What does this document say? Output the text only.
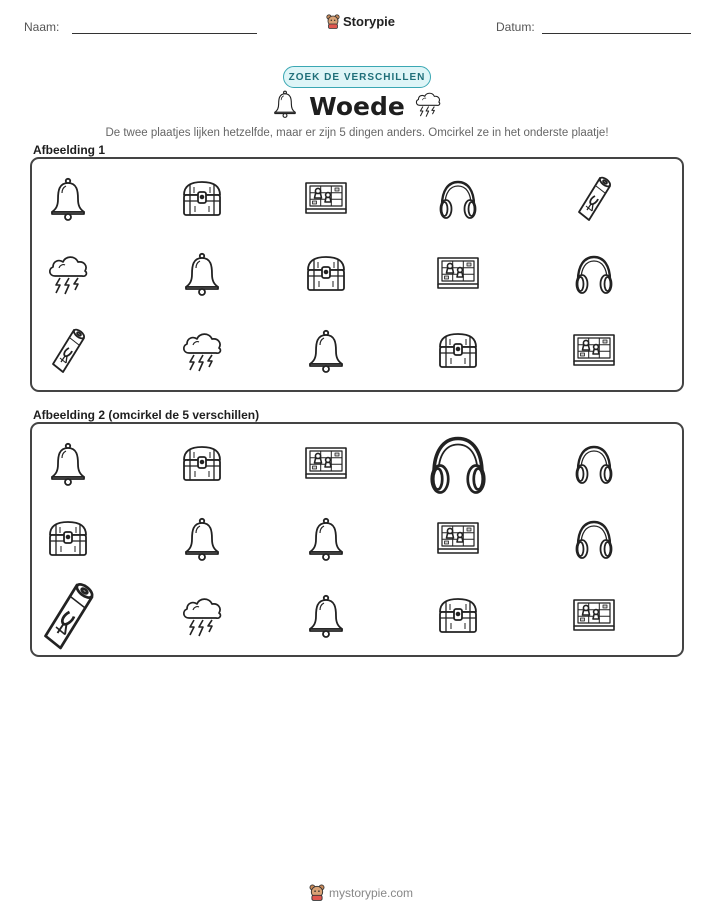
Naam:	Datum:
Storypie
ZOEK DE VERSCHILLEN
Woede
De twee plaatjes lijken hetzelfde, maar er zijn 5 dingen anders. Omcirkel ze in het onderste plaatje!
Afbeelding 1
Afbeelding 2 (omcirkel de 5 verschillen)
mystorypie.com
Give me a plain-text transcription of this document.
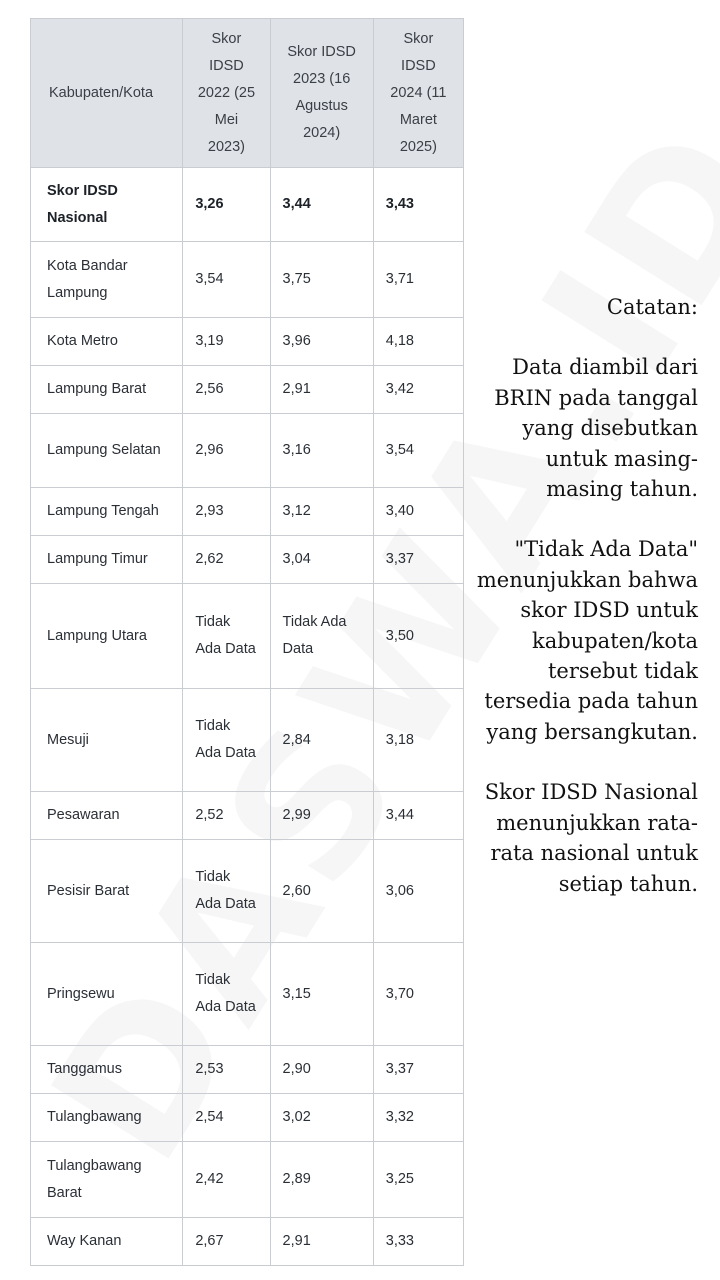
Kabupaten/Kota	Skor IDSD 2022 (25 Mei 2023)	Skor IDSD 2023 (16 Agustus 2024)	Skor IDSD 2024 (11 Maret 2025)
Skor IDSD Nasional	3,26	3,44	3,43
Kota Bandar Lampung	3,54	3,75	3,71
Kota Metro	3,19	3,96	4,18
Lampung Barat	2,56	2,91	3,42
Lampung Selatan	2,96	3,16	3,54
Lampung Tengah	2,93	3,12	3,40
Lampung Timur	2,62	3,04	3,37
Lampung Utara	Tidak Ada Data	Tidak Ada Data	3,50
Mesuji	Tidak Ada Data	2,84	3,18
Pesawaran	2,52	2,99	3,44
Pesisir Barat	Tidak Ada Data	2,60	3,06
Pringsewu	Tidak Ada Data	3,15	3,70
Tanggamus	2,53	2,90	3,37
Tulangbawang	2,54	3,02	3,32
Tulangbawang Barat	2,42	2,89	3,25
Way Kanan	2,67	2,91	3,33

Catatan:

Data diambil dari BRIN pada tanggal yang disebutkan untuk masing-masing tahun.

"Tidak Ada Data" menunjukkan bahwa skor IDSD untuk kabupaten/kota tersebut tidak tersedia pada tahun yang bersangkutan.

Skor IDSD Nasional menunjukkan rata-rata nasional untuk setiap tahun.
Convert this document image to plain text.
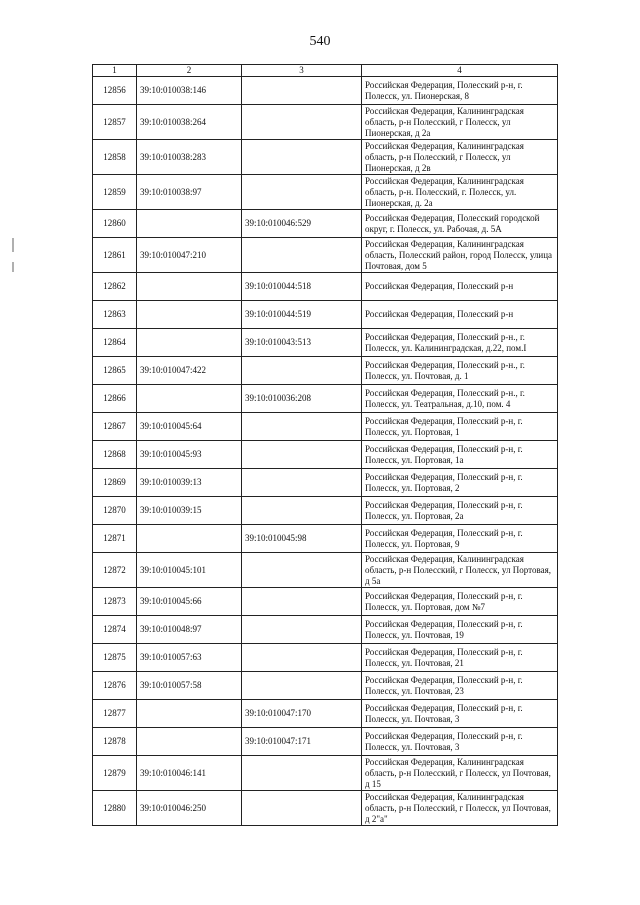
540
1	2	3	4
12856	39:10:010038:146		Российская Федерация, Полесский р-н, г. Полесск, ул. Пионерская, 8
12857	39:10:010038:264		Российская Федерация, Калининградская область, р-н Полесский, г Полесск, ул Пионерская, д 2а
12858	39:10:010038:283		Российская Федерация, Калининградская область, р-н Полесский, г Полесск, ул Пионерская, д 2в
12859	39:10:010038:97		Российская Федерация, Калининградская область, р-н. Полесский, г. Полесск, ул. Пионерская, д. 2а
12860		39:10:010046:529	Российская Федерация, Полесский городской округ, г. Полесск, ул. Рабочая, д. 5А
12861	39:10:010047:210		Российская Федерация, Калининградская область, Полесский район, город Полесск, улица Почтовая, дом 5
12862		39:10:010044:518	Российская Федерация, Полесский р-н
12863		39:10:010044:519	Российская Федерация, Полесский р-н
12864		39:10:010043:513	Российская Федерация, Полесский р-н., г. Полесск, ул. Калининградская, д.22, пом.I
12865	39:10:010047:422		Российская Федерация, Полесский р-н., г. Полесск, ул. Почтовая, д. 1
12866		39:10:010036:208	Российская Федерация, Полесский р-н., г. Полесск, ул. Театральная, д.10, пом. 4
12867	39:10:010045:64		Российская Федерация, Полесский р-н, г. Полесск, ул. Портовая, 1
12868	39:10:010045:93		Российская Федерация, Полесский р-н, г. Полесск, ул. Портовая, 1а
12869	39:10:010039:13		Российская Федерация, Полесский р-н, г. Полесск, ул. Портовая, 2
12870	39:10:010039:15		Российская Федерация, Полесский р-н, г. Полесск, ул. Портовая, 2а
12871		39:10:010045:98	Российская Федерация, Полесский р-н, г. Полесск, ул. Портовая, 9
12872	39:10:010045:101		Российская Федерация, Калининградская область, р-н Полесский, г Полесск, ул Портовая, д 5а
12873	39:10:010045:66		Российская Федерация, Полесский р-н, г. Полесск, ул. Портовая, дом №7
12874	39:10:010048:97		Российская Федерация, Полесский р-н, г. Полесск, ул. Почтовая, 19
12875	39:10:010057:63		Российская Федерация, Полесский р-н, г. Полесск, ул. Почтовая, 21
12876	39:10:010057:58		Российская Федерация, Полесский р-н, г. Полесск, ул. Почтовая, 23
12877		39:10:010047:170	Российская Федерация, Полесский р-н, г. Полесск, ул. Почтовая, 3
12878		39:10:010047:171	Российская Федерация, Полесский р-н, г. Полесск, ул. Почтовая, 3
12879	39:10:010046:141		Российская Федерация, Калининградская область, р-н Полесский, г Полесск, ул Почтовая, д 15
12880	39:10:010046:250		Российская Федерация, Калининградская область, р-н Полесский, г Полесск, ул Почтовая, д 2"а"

| What is being asked |
Copy out all lines from the material above that contain the string "Afbeelding".

| Result of the exercise |
Afbeelding 1
Afbeelding 2 (omcirkel de 5 verschillen)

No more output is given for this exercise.